◆ **Task prompt**
When a line below contains the word "Promoter", copy that line.

◆ **Data extracts**
───

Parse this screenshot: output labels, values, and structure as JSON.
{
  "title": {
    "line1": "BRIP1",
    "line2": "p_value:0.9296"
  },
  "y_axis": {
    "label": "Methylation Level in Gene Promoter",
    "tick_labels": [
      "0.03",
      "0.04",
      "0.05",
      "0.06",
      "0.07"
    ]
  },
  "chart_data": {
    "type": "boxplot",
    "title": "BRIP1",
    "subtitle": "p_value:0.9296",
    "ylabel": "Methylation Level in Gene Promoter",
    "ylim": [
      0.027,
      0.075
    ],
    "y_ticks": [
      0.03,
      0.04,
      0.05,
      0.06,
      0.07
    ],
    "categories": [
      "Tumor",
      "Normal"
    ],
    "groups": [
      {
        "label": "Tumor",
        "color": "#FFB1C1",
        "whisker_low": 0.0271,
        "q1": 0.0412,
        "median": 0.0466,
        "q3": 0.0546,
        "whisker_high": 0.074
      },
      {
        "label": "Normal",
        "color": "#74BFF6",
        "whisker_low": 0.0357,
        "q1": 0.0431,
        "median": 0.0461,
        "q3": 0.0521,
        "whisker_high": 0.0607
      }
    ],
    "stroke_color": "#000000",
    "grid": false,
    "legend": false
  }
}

───

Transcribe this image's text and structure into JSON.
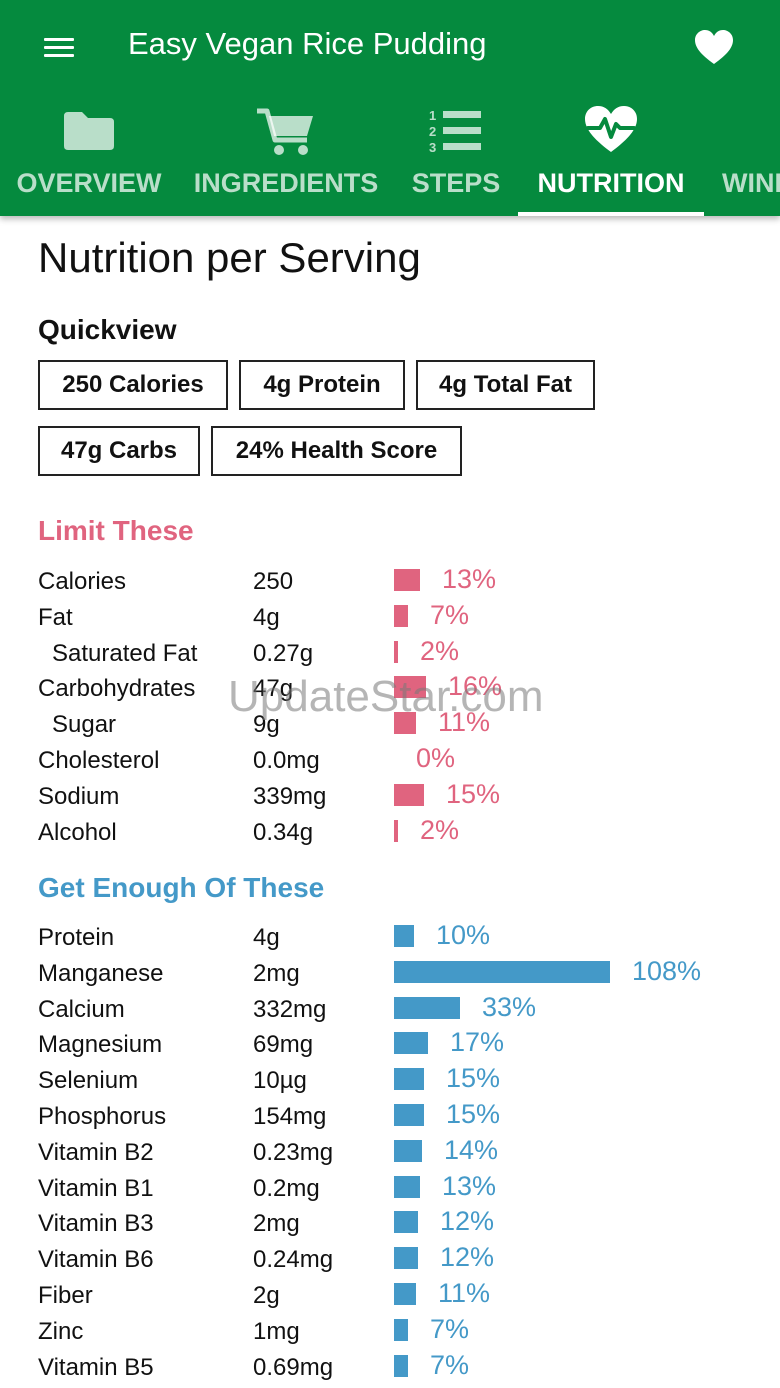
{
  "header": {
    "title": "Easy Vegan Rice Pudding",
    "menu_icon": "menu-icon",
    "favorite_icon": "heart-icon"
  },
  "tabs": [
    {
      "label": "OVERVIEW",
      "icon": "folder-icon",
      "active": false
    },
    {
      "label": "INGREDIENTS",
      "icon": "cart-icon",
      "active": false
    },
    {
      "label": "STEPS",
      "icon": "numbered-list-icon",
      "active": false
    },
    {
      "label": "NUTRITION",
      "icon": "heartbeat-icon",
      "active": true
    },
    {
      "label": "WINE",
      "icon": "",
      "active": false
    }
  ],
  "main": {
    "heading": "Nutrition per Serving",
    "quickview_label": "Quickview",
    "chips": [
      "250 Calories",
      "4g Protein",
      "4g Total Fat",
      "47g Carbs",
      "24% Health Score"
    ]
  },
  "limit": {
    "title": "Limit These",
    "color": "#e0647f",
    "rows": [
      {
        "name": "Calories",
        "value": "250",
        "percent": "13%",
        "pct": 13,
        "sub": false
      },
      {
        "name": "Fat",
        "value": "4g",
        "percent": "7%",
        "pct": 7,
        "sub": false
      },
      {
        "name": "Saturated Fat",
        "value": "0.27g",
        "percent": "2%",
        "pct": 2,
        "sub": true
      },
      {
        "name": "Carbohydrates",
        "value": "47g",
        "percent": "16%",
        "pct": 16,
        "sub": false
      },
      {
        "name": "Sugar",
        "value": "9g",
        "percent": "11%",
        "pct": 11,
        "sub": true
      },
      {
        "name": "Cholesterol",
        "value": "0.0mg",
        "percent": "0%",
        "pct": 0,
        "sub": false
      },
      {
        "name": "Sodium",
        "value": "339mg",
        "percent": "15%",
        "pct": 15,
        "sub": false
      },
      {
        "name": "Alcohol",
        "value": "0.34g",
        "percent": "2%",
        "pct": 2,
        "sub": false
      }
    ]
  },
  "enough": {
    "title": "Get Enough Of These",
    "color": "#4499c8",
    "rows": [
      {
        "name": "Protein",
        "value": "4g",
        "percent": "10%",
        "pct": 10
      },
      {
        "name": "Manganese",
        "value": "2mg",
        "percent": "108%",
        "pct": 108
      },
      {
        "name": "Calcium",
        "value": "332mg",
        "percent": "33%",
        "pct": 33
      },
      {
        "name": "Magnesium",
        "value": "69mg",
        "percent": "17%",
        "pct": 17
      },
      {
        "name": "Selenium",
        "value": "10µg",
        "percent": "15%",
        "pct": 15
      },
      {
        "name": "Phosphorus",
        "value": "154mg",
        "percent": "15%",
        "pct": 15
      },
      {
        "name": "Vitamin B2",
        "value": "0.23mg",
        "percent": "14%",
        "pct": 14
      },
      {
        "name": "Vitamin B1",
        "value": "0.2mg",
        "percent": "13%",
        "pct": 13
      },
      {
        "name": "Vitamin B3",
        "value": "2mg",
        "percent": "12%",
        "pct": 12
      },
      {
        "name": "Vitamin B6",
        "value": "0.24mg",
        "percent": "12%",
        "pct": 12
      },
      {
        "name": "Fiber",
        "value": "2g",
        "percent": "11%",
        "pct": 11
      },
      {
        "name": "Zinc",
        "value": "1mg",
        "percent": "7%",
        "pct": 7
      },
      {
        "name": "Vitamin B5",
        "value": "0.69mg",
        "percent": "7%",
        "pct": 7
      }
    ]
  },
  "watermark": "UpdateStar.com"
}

───

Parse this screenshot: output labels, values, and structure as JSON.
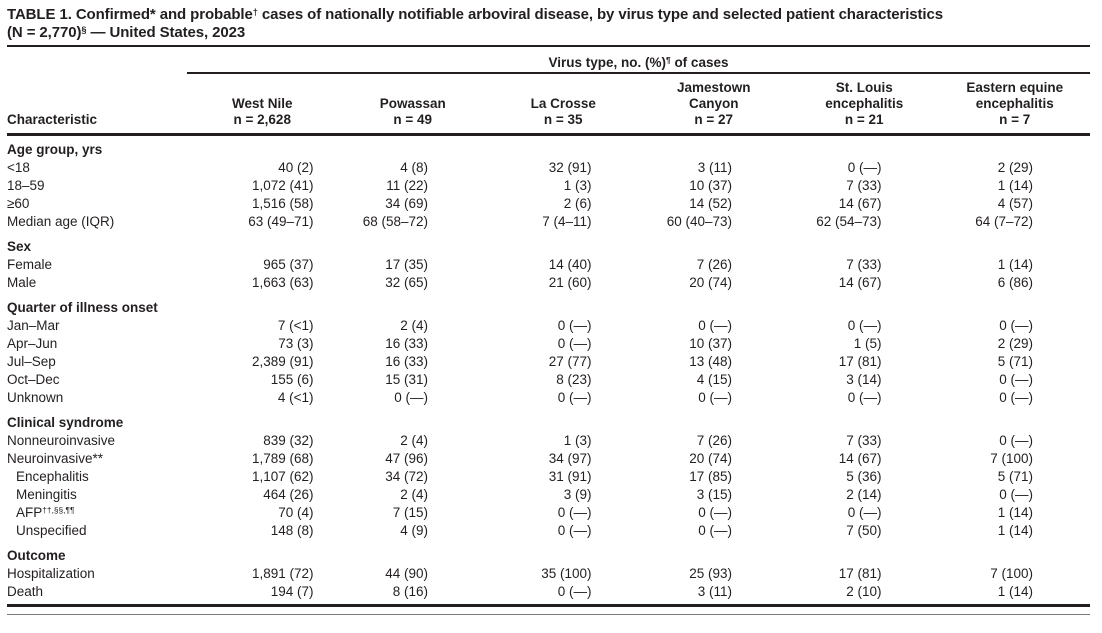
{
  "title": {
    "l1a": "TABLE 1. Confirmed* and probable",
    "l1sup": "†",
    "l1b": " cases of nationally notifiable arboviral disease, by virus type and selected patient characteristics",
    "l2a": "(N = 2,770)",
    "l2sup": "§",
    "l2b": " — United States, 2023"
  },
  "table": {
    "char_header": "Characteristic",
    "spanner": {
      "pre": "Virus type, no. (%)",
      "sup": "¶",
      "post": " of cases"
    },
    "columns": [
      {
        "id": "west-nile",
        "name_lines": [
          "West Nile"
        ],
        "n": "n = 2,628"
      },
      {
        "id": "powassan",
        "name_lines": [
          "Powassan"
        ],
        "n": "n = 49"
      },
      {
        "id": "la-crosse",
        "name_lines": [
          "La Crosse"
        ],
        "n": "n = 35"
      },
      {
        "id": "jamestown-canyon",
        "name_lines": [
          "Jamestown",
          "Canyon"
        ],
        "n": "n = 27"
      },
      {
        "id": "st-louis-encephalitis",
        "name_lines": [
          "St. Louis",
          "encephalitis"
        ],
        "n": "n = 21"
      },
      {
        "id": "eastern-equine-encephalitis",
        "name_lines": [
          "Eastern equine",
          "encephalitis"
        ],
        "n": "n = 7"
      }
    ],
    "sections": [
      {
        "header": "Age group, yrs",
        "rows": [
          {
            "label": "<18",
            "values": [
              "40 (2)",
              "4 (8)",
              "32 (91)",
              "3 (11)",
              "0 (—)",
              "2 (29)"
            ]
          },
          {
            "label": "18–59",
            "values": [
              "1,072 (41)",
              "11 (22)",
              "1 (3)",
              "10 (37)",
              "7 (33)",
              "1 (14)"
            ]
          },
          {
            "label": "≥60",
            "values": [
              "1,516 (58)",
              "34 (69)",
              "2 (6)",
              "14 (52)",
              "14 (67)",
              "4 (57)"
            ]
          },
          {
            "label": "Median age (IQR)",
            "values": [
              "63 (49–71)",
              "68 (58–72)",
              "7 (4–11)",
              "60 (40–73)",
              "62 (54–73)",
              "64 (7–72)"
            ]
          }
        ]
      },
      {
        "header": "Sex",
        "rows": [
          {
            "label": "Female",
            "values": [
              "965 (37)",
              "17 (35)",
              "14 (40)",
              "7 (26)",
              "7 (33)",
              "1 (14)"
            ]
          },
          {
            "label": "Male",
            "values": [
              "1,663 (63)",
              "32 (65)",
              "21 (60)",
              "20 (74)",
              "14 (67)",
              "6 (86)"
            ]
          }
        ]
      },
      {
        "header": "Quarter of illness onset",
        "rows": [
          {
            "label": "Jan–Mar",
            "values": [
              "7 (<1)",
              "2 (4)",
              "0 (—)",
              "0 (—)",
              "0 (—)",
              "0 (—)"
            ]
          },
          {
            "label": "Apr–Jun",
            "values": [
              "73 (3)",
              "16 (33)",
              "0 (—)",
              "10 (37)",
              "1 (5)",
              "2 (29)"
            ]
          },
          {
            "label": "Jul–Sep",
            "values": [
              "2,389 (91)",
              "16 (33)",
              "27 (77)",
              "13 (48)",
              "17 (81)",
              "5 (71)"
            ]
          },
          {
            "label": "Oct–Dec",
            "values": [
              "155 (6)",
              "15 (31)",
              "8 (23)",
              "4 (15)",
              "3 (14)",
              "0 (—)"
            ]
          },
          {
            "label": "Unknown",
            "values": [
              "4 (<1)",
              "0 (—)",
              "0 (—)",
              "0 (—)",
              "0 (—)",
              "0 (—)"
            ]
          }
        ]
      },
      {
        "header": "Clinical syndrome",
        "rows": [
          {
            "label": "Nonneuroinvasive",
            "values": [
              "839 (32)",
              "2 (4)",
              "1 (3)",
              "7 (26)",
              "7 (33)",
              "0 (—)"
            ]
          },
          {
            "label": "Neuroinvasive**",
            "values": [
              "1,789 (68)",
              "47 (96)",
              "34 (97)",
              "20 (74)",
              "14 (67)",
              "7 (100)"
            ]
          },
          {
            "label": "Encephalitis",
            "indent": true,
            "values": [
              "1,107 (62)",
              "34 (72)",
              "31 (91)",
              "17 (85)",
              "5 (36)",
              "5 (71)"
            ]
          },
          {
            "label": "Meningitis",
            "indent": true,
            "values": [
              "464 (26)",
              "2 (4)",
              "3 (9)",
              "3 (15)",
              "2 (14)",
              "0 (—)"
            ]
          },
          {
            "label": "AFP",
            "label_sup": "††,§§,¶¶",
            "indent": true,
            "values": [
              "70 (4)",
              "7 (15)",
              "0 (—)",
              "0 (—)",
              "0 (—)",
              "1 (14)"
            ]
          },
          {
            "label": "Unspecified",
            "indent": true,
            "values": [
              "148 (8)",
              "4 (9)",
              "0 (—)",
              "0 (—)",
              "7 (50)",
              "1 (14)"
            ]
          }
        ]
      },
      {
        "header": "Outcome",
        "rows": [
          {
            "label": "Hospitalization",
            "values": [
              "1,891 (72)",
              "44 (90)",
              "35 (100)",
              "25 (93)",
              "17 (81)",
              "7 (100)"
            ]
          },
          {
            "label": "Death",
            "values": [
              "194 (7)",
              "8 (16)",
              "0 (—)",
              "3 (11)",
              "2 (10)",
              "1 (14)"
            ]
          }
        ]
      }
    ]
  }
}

───

◆ **Answer for the task**
    "label": "Methylation Level in Gene Promoter",
    "ylabel": "Methylation Level in Gene Promoter",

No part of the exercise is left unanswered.